RECORDS FOR THIS TASK:
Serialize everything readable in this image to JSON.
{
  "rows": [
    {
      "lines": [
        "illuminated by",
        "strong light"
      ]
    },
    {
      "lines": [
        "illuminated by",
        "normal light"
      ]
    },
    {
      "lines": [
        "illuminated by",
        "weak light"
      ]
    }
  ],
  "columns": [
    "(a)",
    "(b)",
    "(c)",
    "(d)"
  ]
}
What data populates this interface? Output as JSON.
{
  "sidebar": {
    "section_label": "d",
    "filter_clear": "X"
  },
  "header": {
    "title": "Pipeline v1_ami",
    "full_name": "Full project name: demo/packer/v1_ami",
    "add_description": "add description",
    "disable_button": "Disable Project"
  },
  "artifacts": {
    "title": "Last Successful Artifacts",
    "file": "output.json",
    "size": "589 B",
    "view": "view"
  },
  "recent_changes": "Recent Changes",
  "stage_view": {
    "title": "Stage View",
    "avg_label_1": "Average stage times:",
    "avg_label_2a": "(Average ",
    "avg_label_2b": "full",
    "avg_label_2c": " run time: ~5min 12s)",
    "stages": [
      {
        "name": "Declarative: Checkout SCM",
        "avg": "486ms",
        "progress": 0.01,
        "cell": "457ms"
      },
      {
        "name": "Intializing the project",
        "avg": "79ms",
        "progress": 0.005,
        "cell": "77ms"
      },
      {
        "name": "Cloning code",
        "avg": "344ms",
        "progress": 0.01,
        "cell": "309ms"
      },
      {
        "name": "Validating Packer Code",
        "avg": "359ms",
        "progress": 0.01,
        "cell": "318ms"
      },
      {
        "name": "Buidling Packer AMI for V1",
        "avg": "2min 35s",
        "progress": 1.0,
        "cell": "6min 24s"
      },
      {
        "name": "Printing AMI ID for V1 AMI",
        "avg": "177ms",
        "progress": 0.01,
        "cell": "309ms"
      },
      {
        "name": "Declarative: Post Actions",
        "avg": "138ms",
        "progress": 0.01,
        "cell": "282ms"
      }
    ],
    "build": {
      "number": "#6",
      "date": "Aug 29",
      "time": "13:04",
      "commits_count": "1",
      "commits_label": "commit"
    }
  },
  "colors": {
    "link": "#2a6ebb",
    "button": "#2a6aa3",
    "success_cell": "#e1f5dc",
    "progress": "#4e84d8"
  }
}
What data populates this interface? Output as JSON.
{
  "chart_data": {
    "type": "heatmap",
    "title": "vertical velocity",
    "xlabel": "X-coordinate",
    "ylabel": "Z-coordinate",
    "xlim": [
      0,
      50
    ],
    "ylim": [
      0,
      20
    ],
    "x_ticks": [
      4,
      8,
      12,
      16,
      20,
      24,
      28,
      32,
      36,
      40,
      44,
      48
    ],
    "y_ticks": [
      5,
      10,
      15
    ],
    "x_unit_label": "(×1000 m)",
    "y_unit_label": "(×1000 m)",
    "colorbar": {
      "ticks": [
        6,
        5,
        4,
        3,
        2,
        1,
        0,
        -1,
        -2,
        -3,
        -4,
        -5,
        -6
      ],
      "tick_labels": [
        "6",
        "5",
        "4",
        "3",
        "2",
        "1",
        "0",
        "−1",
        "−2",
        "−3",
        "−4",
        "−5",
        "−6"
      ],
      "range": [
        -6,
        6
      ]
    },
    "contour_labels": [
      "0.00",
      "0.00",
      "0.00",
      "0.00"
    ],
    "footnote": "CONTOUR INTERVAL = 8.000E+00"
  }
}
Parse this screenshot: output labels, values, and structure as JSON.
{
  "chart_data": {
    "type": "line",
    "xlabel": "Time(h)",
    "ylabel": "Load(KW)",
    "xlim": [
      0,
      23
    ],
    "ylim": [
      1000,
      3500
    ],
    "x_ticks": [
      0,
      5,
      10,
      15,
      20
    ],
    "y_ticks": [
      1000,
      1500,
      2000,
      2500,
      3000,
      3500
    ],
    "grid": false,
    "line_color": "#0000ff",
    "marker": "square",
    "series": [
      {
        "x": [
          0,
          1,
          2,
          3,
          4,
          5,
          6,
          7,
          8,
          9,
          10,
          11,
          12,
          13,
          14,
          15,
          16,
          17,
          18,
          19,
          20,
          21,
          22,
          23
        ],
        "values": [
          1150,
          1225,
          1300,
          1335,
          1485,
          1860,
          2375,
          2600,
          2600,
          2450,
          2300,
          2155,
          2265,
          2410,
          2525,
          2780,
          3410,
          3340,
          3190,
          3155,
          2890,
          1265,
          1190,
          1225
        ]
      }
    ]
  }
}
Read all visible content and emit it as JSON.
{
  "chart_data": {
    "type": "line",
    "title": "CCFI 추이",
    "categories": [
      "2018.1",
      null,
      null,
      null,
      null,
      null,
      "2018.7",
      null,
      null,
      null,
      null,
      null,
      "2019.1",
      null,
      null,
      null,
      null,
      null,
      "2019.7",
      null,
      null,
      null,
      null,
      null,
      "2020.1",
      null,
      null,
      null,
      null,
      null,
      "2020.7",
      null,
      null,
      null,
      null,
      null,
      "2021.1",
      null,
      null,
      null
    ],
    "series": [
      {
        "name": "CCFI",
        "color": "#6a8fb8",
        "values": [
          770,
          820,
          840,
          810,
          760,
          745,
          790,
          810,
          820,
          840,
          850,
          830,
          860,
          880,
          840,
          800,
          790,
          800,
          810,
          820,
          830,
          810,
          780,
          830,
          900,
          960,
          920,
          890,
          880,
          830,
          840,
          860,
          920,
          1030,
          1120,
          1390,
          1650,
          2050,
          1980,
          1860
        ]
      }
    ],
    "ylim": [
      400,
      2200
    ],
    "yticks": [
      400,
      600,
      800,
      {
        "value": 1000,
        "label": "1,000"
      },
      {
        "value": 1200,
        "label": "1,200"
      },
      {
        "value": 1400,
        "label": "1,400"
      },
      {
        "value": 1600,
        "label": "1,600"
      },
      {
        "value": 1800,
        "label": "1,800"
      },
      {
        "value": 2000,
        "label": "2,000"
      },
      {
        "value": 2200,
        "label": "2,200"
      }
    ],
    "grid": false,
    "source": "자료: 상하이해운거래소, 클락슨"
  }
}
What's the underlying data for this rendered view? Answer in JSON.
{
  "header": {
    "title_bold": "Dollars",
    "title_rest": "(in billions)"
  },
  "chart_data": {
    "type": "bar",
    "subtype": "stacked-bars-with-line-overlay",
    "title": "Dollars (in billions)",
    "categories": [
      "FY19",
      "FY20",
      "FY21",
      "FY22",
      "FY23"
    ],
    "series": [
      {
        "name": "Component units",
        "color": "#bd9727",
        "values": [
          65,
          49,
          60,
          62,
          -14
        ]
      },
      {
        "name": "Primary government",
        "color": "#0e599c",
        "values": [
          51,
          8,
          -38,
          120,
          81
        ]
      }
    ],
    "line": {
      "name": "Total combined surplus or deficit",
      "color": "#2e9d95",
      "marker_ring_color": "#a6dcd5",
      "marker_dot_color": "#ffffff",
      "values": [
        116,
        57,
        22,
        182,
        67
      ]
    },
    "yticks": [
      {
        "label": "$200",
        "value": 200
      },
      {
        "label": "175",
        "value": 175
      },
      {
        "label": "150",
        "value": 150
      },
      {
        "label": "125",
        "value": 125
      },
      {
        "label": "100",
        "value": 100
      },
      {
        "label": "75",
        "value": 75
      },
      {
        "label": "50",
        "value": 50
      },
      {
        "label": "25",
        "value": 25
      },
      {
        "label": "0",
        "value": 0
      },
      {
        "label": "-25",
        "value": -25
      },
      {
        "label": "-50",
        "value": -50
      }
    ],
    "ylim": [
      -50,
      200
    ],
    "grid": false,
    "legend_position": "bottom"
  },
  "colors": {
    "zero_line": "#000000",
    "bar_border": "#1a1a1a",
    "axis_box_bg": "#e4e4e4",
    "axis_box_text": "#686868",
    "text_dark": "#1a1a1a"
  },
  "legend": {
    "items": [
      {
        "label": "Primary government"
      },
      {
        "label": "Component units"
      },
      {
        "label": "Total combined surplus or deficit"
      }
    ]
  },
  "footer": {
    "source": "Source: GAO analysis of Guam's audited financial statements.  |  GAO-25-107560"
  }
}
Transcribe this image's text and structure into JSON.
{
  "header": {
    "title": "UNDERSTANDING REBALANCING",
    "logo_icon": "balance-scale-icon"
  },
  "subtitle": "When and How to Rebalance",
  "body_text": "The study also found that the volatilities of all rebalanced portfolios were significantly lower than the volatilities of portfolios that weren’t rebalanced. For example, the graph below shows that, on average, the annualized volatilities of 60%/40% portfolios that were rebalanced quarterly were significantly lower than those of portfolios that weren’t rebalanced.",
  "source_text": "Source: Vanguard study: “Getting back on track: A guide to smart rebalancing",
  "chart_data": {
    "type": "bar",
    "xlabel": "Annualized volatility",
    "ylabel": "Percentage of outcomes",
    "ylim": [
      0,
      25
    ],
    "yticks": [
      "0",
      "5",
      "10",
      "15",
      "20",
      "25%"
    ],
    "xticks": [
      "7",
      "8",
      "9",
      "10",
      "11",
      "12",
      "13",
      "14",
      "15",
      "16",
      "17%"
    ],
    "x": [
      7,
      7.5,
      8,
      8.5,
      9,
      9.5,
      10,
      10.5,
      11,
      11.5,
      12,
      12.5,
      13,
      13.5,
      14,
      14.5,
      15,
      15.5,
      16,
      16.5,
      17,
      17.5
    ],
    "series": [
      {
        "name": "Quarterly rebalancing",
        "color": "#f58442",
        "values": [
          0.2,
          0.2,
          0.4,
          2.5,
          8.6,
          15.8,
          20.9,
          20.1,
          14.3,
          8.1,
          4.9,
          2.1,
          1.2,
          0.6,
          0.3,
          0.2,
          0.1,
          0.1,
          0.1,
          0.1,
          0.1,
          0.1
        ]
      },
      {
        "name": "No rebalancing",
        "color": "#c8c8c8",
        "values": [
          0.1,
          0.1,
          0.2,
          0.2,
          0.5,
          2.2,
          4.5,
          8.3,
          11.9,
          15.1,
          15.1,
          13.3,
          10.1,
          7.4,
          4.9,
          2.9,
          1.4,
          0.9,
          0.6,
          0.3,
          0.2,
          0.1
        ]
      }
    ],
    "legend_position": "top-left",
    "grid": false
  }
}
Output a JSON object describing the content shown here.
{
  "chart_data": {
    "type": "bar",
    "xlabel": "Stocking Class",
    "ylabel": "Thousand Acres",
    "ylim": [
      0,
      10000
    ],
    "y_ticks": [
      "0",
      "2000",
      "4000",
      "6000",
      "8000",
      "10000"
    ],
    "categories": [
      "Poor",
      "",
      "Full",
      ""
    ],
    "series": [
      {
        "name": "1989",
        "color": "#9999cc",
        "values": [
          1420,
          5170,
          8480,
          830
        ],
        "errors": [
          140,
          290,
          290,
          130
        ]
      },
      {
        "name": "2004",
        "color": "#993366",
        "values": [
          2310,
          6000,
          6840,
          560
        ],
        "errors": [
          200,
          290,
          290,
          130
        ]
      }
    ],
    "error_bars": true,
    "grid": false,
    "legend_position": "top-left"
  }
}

TASK REQUIREMENTS: In the entries above, find every line with the word "deficit" and list it.

CORRECT ANSWER:
      "name": "Total combined surplus or deficit",
        "label": "Total combined surplus or deficit"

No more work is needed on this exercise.